* _Written problem_
Where a line in the listing below contains the word "this", copy that line.

* _Data rows_
• • • •

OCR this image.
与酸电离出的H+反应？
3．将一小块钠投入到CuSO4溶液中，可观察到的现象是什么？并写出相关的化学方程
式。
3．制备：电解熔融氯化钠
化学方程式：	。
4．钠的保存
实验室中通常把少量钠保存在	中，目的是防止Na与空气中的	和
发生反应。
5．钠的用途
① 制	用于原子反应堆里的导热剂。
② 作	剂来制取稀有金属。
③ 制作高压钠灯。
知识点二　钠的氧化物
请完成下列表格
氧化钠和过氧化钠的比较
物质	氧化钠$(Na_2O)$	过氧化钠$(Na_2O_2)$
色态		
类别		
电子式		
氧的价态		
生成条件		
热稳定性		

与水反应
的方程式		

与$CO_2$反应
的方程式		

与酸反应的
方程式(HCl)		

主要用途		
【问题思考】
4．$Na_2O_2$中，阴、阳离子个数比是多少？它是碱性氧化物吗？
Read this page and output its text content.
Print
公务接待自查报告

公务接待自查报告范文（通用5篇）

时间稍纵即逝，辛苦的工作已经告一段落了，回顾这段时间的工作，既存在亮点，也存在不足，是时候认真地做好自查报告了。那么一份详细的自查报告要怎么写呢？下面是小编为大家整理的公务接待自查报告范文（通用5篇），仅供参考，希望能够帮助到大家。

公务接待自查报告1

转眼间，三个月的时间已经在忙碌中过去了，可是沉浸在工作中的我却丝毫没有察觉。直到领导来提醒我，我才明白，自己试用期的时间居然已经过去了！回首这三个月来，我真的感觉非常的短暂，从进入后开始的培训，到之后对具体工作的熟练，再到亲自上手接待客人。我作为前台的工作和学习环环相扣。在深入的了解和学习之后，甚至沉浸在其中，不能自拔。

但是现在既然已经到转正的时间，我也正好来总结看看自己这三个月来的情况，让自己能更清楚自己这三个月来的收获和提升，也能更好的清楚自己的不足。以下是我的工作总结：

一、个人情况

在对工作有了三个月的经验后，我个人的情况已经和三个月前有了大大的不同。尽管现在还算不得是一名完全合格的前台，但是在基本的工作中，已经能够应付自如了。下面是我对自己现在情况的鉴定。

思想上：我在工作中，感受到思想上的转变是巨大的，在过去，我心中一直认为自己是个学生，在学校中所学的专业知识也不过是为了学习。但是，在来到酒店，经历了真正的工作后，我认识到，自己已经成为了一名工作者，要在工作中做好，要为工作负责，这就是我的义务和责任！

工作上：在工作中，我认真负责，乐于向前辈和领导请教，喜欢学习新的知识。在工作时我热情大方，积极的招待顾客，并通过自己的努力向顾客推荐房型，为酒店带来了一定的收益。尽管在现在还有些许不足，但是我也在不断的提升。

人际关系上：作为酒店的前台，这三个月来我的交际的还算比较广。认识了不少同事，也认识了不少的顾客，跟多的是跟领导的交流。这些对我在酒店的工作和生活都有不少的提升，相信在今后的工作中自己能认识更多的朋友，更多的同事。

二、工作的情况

• • • •

* _Correct response_
OCR this image.
Read this page and output its text content.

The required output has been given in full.